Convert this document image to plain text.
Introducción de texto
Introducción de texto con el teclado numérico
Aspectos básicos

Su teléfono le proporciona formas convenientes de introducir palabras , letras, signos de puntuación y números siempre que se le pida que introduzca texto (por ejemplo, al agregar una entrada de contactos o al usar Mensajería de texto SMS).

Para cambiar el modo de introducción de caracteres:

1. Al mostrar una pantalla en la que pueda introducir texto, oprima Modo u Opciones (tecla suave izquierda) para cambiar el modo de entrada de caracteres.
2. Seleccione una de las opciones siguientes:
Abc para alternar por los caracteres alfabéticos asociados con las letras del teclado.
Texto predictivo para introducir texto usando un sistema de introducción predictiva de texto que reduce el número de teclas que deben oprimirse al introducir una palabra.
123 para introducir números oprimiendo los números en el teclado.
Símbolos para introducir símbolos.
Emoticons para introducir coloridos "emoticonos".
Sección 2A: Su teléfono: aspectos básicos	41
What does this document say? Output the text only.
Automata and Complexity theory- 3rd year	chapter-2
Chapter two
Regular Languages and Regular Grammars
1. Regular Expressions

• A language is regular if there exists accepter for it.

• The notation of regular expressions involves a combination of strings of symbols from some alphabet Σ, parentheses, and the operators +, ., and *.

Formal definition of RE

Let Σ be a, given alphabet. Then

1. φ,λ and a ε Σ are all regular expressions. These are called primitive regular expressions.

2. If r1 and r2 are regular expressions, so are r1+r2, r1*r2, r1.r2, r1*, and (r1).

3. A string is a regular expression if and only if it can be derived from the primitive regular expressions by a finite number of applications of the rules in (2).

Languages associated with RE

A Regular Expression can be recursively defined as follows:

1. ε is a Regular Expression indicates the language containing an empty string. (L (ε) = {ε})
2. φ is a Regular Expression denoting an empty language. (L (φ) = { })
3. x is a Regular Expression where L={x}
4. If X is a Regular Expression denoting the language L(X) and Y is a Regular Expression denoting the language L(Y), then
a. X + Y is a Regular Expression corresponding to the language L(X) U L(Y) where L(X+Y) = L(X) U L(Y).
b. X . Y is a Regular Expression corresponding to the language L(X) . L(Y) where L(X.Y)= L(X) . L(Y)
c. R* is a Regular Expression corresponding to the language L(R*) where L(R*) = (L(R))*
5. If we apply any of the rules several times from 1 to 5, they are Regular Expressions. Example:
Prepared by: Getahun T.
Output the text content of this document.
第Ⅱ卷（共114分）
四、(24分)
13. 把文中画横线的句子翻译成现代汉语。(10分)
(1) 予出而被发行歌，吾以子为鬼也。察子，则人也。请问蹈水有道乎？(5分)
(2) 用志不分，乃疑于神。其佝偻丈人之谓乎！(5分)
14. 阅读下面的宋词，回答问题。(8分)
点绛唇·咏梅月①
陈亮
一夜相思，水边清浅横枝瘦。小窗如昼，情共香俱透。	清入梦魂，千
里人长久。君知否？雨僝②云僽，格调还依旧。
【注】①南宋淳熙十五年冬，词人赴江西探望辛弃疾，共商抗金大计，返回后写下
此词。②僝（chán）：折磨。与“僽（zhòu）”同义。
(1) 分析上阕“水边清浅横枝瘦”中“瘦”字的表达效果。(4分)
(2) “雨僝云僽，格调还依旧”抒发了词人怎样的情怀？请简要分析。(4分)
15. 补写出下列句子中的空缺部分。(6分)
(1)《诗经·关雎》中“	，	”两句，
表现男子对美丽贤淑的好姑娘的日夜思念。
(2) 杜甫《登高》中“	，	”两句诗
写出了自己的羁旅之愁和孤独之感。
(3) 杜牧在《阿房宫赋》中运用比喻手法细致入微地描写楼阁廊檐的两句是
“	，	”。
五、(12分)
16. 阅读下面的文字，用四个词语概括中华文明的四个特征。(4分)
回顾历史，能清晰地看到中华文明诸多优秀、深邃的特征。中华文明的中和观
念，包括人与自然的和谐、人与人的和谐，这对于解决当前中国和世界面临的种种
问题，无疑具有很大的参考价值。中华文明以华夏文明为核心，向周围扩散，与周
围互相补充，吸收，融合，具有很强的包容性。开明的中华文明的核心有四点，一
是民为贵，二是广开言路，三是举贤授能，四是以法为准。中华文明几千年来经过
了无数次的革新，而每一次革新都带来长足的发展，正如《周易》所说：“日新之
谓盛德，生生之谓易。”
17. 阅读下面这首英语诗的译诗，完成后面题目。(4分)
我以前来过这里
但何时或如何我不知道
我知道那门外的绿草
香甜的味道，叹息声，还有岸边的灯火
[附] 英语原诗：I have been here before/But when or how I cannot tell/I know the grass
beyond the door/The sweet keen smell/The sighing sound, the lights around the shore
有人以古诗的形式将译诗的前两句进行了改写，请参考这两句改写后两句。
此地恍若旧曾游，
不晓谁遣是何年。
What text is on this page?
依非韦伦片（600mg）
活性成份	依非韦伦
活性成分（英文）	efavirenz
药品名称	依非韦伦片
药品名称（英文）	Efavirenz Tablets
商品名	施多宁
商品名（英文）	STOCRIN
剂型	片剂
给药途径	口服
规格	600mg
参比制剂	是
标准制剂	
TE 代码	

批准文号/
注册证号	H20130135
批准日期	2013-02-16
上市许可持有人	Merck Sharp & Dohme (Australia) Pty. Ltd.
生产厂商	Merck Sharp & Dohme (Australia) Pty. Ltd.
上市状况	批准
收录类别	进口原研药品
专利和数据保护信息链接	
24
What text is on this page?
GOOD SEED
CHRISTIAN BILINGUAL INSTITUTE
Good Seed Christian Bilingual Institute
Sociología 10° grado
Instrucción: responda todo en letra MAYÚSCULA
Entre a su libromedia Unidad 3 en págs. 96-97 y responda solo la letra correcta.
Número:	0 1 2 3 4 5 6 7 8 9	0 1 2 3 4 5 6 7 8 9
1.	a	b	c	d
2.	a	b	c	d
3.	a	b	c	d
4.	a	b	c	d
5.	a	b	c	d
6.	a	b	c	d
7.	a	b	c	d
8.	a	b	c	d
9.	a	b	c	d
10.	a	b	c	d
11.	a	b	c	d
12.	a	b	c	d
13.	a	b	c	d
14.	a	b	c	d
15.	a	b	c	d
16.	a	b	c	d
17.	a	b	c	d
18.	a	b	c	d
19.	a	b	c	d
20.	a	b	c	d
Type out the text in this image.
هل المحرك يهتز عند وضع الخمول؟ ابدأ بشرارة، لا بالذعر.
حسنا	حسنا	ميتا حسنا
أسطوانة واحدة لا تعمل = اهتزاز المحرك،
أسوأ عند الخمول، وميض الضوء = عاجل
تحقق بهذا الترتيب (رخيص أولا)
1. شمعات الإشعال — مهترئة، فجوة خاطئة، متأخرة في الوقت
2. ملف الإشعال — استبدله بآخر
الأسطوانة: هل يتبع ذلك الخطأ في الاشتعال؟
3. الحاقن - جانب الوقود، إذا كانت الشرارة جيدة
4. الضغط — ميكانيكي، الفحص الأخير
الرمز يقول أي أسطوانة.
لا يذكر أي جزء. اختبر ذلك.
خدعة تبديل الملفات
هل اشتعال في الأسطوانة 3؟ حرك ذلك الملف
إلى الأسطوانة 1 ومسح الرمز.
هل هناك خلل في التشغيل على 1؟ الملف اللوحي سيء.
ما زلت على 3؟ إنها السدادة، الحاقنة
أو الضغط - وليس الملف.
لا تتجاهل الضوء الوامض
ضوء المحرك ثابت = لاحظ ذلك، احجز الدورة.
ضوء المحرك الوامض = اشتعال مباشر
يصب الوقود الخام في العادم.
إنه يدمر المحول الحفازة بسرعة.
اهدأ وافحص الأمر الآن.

Task statement
All of the material above needs to be retyped word for word.

Right answer
Convert this document image to plain text.
Introducción de texto
Introducción de texto con el teclado numérico
Aspectos básicos

Su teléfono le proporciona formas convenientes de introducir palabras , letras, signos de puntuación y números siempre que se le pida que introduzca texto (por ejemplo, al agregar una entrada de contactos o al usar Mensajería de texto SMS).

Para cambiar el modo de introducción de caracteres:

1. Al mostrar una pantalla en la que pueda introducir texto, oprima Modo u Opciones (tecla suave izquierda) para cambiar el modo de entrada de caracteres.
2. Seleccione una de las opciones siguientes:
Abc para alternar por los caracteres alfabéticos asociados con las letras del teclado.
Texto predictivo para introducir texto usando un sistema de introducción predictiva de texto que reduce el número de teclas que deben oprimirse al introducir una palabra.
123 para introducir números oprimiendo los números en el teclado.
Símbolos para introducir símbolos.
Emoticons para introducir coloridos "emoticonos".
Sección 2A: Su teléfono: aspectos básicos	41
What does this document say? Output the text only.
Automata and Complexity theory- 3rd year	chapter-2
Chapter two
Regular Languages and Regular Grammars
1. Regular Expressions

• A language is regular if there exists accepter for it.

• The notation of regular expressions involves a combination of strings of symbols from some alphabet Σ, parentheses, and the operators +, ., and *.

Formal definition of RE

Let Σ be a, given alphabet. Then

1. φ,λ and a ε Σ are all regular expressions. These are called primitive regular expressions.

2. If r1 and r2 are regular expressions, so are r1+r2, r1*r2, r1.r2, r1*, and (r1).

3. A string is a regular expression if and only if it can be derived from the primitive regular expressions by a finite number of applications of the rules in (2).

Languages associated with RE

A Regular Expression can be recursively defined as follows:

1. ε is a Regular Expression indicates the language containing an empty string. (L (ε) = {ε})
2. φ is a Regular Expression denoting an empty language. (L (φ) = { })
3. x is a Regular Expression where L={x}
4. If X is a Regular Expression denoting the language L(X) and Y is a Regular Expression denoting the language L(Y), then
a. X + Y is a Regular Expression corresponding to the language L(X) U L(Y) where L(X+Y) = L(X) U L(Y).
b. X . Y is a Regular Expression corresponding to the language L(X) . L(Y) where L(X.Y)= L(X) . L(Y)
c. R* is a Regular Expression corresponding to the language L(R*) where L(R*) = (L(R))*
5. If we apply any of the rules several times from 1 to 5, they are Regular Expressions. Example:
Prepared by: Getahun T.
Output the text content of this document.
第Ⅱ卷（共114分）
四、(24分)
13. 把文中画横线的句子翻译成现代汉语。(10分)
(1) 予出而被发行歌，吾以子为鬼也。察子，则人也。请问蹈水有道乎？(5分)
(2) 用志不分，乃疑于神。其佝偻丈人之谓乎！(5分)
14. 阅读下面的宋词，回答问题。(8分)
点绛唇·咏梅月①
陈亮
一夜相思，水边清浅横枝瘦。小窗如昼，情共香俱透。	清入梦魂，千
里人长久。君知否？雨僝②云僽，格调还依旧。
【注】①南宋淳熙十五年冬，词人赴江西探望辛弃疾，共商抗金大计，返回后写下
此词。②僝（chán）：折磨。与“僽（zhòu）”同义。
(1) 分析上阕“水边清浅横枝瘦”中“瘦”字的表达效果。(4分)
(2) “雨僝云僽，格调还依旧”抒发了词人怎样的情怀？请简要分析。(4分)
15. 补写出下列句子中的空缺部分。(6分)
(1)《诗经·关雎》中“	，	”两句，
表现男子对美丽贤淑的好姑娘的日夜思念。
(2) 杜甫《登高》中“	，	”两句诗
写出了自己的羁旅之愁和孤独之感。
(3) 杜牧在《阿房宫赋》中运用比喻手法细致入微地描写楼阁廊檐的两句是
“	，	”。
五、(12分)
16. 阅读下面的文字，用四个词语概括中华文明的四个特征。(4分)
回顾历史，能清晰地看到中华文明诸多优秀、深邃的特征。中华文明的中和观
念，包括人与自然的和谐、人与人的和谐，这对于解决当前中国和世界面临的种种
问题，无疑具有很大的参考价值。中华文明以华夏文明为核心，向周围扩散，与周
围互相补充，吸收，融合，具有很强的包容性。开明的中华文明的核心有四点，一
是民为贵，二是广开言路，三是举贤授能，四是以法为准。中华文明几千年来经过
了无数次的革新，而每一次革新都带来长足的发展，正如《周易》所说：“日新之
谓盛德，生生之谓易。”
17. 阅读下面这首英语诗的译诗，完成后面题目。(4分)
我以前来过这里
但何时或如何我不知道
我知道那门外的绿草
香甜的味道，叹息声，还有岸边的灯火
[附] 英语原诗：I have been here before/But when or how I cannot tell/I know the grass
beyond the door/The sweet keen smell/The sighing sound, the lights around the shore
有人以古诗的形式将译诗的前两句进行了改写，请参考这两句改写后两句。
此地恍若旧曾游，
不晓谁遣是何年。
What text is on this page?
依非韦伦片（600mg）
活性成份	依非韦伦
活性成分（英文）	efavirenz
药品名称	依非韦伦片
药品名称（英文）	Efavirenz Tablets
商品名	施多宁
商品名（英文）	STOCRIN
剂型	片剂
给药途径	口服
规格	600mg
参比制剂	是
标准制剂	
TE 代码	

批准文号/
注册证号	H20130135
批准日期	2013-02-16
上市许可持有人	Merck Sharp & Dohme (Australia) Pty. Ltd.
生产厂商	Merck Sharp & Dohme (Australia) Pty. Ltd.
上市状况	批准
收录类别	进口原研药品
专利和数据保护信息链接	
24
What text is on this page?
GOOD SEED
CHRISTIAN BILINGUAL INSTITUTE
Good Seed Christian Bilingual Institute
Sociología 10° grado
Instrucción: responda todo en letra MAYÚSCULA
Entre a su libromedia Unidad 3 en págs. 96-97 y responda solo la letra correcta.
Número:	0 1 2 3 4 5 6 7 8 9	0 1 2 3 4 5 6 7 8 9
1.	a	b	c	d
2.	a	b	c	d
3.	a	b	c	d
4.	a	b	c	d
5.	a	b	c	d
6.	a	b	c	d
7.	a	b	c	d
8.	a	b	c	d
9.	a	b	c	d
10.	a	b	c	d
11.	a	b	c	d
12.	a	b	c	d
13.	a	b	c	d
14.	a	b	c	d
15.	a	b	c	d
16.	a	b	c	d
17.	a	b	c	d
18.	a	b	c	d
19.	a	b	c	d
20.	a	b	c	d
Type out the text in this image.
هل المحرك يهتز عند وضع الخمول؟ ابدأ بشرارة، لا بالذعر.
حسنا	حسنا	ميتا حسنا
أسطوانة واحدة لا تعمل = اهتزاز المحرك،
أسوأ عند الخمول، وميض الضوء = عاجل
تحقق بهذا الترتيب (رخيص أولا)
1. شمعات الإشعال — مهترئة، فجوة خاطئة، متأخرة في الوقت
2. ملف الإشعال — استبدله بآخر
الأسطوانة: هل يتبع ذلك الخطأ في الاشتعال؟
3. الحاقن - جانب الوقود، إذا كانت الشرارة جيدة
4. الضغط — ميكانيكي، الفحص الأخير
الرمز يقول أي أسطوانة.
لا يذكر أي جزء. اختبر ذلك.
خدعة تبديل الملفات
هل اشتعال في الأسطوانة 3؟ حرك ذلك الملف
إلى الأسطوانة 1 ومسح الرمز.
هل هناك خلل في التشغيل على 1؟ الملف اللوحي سيء.
ما زلت على 3؟ إنها السدادة، الحاقنة
أو الضغط - وليس الملف.
لا تتجاهل الضوء الوامض
ضوء المحرك ثابت = لاحظ ذلك، احجز الدورة.
ضوء المحرك الوامض = اشتعال مباشر
يصب الوقود الخام في العادم.
إنه يدمر المحول الحفازة بسرعة.
اهدأ وافحص الأمر الآن.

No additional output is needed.